Direction: Everything from the line holding "Extract all readable text from this page." through the last line below must be repeated exactly, and nothing else.

Input data:
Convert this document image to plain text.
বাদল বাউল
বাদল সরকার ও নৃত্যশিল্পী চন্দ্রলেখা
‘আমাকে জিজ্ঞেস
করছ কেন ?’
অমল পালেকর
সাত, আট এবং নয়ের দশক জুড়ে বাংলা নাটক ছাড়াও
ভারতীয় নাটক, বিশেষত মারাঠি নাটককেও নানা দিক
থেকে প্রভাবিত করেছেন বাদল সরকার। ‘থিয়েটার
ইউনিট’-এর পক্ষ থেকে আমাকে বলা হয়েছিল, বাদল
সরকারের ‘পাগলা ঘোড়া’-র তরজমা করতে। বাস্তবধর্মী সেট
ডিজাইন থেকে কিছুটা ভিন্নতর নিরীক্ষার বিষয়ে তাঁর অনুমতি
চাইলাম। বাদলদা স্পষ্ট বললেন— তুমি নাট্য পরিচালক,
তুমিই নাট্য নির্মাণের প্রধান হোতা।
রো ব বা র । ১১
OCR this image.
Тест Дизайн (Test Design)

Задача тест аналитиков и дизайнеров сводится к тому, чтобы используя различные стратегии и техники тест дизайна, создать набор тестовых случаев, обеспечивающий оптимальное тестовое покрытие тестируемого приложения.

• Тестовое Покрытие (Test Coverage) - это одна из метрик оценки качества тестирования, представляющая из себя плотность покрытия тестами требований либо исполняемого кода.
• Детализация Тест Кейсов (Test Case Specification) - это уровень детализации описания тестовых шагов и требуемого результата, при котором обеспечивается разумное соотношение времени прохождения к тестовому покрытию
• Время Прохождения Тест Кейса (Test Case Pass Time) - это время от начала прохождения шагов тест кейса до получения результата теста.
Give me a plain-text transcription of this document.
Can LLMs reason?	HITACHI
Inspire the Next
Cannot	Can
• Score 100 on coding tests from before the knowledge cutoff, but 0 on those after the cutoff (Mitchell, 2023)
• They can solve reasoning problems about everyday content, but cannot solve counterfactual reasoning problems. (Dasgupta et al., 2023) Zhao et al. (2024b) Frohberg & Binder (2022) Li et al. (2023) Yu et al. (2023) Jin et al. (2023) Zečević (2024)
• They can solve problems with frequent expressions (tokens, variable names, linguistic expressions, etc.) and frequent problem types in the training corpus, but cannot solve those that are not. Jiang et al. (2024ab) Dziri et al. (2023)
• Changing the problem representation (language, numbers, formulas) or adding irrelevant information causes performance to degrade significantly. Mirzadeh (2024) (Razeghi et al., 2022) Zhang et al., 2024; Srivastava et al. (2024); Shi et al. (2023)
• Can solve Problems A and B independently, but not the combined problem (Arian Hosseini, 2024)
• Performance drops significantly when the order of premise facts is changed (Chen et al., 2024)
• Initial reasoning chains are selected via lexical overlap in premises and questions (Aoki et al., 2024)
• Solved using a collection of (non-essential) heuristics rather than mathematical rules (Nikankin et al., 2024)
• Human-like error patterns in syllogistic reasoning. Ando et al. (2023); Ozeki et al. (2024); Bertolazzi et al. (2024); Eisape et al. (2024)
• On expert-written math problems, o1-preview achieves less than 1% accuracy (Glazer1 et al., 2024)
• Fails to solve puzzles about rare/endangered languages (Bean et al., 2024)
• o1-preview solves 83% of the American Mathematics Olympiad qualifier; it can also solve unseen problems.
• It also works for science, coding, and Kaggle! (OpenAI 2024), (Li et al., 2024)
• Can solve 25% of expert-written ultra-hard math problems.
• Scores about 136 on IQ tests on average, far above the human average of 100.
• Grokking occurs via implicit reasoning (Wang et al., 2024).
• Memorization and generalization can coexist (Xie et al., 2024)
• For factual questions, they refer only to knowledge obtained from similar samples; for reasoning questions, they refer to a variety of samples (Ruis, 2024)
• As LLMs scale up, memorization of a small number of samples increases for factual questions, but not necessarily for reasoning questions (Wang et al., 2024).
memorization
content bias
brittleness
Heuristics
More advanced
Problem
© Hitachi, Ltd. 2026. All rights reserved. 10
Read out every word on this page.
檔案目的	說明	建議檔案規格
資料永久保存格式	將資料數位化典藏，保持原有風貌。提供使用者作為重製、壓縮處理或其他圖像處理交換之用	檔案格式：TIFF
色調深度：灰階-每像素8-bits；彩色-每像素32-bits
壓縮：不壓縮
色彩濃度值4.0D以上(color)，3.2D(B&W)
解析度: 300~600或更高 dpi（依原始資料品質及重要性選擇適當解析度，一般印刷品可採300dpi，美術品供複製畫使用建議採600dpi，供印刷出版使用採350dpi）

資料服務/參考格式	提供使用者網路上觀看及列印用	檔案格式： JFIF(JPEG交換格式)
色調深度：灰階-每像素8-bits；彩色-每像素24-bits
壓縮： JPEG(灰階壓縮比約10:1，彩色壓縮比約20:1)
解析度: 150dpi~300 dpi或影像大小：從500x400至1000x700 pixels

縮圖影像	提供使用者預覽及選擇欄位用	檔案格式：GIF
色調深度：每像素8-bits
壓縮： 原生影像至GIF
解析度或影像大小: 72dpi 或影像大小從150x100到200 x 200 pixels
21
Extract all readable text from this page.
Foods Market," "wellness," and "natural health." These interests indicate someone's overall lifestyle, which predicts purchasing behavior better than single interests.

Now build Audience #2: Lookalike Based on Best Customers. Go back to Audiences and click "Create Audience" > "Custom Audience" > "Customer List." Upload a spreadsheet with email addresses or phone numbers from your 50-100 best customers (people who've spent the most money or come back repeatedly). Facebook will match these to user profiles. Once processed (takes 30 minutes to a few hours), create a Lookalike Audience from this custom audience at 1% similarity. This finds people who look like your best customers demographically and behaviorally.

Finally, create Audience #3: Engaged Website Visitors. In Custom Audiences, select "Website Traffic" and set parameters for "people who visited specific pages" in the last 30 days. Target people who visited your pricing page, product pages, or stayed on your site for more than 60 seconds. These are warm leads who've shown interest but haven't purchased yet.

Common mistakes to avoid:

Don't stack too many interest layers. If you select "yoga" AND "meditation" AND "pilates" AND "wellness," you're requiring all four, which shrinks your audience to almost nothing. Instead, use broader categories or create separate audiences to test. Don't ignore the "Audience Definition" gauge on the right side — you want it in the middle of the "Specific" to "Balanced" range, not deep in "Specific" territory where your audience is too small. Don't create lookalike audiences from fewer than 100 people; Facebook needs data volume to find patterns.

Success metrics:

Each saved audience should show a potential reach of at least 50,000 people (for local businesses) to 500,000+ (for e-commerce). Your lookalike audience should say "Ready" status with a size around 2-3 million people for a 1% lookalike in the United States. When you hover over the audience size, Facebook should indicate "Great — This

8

The answer:
Extract all readable text from this page.
Foods Market," "wellness," and "natural health." These interests indicate someone's overall lifestyle, which predicts purchasing behavior better than single interests.

Now build Audience #2: Lookalike Based on Best Customers. Go back to Audiences and click "Create Audience" > "Custom Audience" > "Customer List." Upload a spreadsheet with email addresses or phone numbers from your 50-100 best customers (people who've spent the most money or come back repeatedly). Facebook will match these to user profiles. Once processed (takes 30 minutes to a few hours), create a Lookalike Audience from this custom audience at 1% similarity. This finds people who look like your best customers demographically and behaviorally.

Finally, create Audience #3: Engaged Website Visitors. In Custom Audiences, select "Website Traffic" and set parameters for "people who visited specific pages" in the last 30 days. Target people who visited your pricing page, product pages, or stayed on your site for more than 60 seconds. These are warm leads who've shown interest but haven't purchased yet.

Common mistakes to avoid:

Don't stack too many interest layers. If you select "yoga" AND "meditation" AND "pilates" AND "wellness," you're requiring all four, which shrinks your audience to almost nothing. Instead, use broader categories or create separate audiences to test. Don't ignore the "Audience Definition" gauge on the right side — you want it in the middle of the "Specific" to "Balanced" range, not deep in "Specific" territory where your audience is too small. Don't create lookalike audiences from fewer than 100 people; Facebook needs data volume to find patterns.

Success metrics:

Each saved audience should show a potential reach of at least 50,000 people (for local businesses) to 500,000+ (for e-commerce). Your lookalike audience should say "Ready" status with a size around 2-3 million people for a 1% lookalike in the United States. When you hover over the audience size, Facebook should indicate "Great — This

8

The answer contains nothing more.